## [WHAT YOU WILL DO]
Review the listing and copy each line that holds the word "kitabnagri".

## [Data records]
↓

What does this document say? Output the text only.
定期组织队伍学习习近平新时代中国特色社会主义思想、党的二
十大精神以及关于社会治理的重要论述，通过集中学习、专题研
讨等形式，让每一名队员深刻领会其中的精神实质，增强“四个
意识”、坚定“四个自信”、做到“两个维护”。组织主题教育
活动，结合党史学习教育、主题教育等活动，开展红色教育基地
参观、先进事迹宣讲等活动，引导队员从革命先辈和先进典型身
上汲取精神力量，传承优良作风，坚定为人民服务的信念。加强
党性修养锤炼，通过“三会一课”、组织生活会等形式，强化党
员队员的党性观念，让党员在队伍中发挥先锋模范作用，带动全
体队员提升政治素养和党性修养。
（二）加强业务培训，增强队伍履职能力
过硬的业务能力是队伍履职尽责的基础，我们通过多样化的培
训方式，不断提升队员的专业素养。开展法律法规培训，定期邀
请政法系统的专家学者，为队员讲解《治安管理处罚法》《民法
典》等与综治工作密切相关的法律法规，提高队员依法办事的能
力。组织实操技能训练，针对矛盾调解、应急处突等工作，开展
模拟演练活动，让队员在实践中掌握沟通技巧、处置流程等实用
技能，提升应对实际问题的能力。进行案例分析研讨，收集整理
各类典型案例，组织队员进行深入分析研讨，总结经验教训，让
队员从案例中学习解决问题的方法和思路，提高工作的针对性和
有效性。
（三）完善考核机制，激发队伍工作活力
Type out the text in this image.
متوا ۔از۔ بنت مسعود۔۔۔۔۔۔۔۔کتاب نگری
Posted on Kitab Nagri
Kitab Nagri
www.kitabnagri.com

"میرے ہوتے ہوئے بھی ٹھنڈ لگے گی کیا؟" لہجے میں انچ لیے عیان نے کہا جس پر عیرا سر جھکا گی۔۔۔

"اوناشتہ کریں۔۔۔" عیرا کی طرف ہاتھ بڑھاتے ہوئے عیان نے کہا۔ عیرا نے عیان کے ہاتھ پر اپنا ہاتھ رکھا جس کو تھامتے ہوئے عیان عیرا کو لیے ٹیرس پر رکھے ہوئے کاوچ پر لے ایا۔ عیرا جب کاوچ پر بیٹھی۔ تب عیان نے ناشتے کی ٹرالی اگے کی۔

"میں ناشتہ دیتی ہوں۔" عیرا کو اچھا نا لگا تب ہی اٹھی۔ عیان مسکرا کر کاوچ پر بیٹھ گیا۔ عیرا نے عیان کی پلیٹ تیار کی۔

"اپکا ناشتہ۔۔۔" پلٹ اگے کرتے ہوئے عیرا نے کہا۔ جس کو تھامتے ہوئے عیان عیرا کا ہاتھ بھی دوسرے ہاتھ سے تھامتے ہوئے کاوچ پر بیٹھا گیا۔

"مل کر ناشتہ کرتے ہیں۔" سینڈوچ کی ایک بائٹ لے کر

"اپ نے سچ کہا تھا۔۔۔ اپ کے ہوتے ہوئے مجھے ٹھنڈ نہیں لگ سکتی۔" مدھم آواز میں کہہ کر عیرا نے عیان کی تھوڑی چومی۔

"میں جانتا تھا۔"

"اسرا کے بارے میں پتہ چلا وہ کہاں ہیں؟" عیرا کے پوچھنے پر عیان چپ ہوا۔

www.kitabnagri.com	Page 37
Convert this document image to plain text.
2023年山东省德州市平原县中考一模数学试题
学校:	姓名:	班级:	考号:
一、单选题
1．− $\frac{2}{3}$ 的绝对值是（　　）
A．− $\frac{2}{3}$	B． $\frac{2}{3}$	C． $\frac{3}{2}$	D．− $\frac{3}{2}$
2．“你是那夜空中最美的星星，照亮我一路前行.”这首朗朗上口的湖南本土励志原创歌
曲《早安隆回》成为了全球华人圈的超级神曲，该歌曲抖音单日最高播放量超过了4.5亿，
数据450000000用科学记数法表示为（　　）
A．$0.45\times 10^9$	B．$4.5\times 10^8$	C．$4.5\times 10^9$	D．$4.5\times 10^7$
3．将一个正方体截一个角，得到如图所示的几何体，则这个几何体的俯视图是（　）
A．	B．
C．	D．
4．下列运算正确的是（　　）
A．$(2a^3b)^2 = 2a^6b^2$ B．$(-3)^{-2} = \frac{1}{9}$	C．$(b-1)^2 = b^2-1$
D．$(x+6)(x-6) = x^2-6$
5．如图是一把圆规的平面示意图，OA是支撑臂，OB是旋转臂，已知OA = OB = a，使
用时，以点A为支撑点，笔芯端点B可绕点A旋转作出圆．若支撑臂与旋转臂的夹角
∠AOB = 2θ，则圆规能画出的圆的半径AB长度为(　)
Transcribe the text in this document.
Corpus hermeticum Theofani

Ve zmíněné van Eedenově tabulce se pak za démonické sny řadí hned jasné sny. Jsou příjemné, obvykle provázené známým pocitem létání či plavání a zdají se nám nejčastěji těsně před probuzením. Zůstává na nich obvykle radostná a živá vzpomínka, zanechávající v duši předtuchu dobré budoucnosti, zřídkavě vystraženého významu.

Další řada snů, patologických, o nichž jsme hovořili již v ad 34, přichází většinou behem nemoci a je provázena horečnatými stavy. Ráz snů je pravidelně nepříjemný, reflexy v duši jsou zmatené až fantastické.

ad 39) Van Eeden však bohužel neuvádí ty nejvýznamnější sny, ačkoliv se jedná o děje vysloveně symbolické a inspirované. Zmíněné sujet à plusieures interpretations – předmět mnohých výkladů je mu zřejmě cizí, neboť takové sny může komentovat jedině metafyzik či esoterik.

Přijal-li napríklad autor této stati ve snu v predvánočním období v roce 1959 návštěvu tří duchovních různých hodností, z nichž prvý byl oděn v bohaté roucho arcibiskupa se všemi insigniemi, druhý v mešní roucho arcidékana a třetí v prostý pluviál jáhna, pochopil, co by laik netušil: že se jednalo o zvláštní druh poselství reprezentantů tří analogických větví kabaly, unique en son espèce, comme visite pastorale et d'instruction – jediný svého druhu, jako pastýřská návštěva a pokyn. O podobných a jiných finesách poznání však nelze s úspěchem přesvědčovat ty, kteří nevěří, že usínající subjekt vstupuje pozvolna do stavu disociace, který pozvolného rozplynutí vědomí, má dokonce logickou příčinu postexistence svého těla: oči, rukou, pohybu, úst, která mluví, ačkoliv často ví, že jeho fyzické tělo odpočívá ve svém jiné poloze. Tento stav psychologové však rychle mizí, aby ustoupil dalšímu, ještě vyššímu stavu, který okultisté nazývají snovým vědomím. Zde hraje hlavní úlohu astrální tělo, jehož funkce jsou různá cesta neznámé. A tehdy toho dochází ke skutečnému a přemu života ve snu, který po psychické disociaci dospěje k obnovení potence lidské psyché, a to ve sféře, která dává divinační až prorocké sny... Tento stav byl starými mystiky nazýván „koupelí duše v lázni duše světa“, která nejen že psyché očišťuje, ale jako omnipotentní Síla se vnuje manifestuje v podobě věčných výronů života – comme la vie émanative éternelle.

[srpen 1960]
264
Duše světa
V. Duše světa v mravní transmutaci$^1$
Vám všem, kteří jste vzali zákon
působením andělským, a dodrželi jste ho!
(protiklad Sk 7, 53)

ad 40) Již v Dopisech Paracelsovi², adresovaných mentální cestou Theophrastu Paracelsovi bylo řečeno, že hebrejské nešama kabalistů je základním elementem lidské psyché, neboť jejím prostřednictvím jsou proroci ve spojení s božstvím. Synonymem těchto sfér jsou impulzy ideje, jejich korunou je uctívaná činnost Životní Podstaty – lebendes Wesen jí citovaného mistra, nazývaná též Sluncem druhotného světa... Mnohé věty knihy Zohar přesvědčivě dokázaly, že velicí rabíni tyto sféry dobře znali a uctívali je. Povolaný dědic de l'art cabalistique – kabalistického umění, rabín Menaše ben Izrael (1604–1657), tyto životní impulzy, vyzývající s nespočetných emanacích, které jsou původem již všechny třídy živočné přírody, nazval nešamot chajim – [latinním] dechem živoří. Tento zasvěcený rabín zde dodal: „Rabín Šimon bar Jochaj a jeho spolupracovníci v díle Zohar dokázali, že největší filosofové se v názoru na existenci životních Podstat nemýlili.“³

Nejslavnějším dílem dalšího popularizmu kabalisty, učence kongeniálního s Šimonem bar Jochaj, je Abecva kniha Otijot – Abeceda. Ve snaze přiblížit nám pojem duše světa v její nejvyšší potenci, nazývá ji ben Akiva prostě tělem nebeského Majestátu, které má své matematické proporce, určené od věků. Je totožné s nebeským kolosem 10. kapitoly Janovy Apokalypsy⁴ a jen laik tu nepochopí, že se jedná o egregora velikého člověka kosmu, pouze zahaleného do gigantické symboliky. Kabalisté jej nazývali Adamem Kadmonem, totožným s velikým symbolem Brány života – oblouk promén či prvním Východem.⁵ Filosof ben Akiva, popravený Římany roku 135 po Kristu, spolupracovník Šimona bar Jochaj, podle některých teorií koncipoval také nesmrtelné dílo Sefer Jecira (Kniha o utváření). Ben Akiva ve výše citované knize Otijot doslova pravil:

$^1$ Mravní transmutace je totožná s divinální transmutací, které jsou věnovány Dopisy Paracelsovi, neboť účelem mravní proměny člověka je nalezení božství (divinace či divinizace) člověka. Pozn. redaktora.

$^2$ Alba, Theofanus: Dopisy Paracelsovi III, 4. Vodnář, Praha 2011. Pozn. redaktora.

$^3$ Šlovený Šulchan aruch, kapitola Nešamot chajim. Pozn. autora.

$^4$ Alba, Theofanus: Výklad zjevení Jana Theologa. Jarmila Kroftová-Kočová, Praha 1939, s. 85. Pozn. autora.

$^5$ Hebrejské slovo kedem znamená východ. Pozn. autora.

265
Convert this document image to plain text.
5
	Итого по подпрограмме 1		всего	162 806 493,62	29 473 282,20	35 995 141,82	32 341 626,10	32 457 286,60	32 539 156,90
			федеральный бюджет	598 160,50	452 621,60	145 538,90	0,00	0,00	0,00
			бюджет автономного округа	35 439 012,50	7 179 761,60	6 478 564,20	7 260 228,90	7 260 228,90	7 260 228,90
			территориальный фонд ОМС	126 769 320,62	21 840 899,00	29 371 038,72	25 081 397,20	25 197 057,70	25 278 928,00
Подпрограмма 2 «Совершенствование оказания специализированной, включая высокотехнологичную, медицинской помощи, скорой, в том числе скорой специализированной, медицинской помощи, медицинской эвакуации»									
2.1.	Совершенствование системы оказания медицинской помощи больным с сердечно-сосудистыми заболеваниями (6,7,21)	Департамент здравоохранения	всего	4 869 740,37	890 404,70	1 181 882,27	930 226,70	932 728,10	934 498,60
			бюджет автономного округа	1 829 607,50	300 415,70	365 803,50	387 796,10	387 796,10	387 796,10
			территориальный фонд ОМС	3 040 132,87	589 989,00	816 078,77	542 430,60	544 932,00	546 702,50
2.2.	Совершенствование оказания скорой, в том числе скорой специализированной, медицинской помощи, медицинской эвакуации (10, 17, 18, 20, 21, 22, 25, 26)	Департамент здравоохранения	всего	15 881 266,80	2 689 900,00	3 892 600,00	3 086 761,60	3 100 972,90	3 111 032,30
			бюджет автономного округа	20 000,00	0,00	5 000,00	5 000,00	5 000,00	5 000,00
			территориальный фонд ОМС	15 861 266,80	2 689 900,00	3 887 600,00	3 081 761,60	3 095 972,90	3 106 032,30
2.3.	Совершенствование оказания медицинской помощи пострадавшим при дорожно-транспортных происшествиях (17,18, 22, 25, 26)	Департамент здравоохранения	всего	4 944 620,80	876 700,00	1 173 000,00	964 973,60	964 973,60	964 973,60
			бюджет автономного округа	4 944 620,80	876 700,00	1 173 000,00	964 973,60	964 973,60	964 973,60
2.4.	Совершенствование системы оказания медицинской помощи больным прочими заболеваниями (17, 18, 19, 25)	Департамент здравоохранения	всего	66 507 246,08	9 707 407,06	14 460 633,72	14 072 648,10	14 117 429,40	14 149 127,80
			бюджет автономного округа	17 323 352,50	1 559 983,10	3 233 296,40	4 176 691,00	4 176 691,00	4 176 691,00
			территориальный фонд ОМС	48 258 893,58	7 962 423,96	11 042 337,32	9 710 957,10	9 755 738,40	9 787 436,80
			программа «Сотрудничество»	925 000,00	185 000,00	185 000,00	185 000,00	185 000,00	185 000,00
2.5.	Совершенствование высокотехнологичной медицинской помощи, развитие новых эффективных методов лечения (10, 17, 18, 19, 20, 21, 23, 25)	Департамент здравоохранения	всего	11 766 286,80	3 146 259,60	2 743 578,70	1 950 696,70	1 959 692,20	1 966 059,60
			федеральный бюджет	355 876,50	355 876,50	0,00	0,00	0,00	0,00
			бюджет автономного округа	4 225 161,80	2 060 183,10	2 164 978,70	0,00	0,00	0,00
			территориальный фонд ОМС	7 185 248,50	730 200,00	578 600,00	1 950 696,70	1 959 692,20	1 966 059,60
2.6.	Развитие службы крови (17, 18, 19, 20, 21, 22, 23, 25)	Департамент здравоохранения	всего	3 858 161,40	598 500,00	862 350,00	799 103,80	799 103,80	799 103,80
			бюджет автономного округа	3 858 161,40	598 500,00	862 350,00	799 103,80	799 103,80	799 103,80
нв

↑

## [WORKED SOLUTION]
www.kitabnagri.com
www.kitabnagri.com	Page 37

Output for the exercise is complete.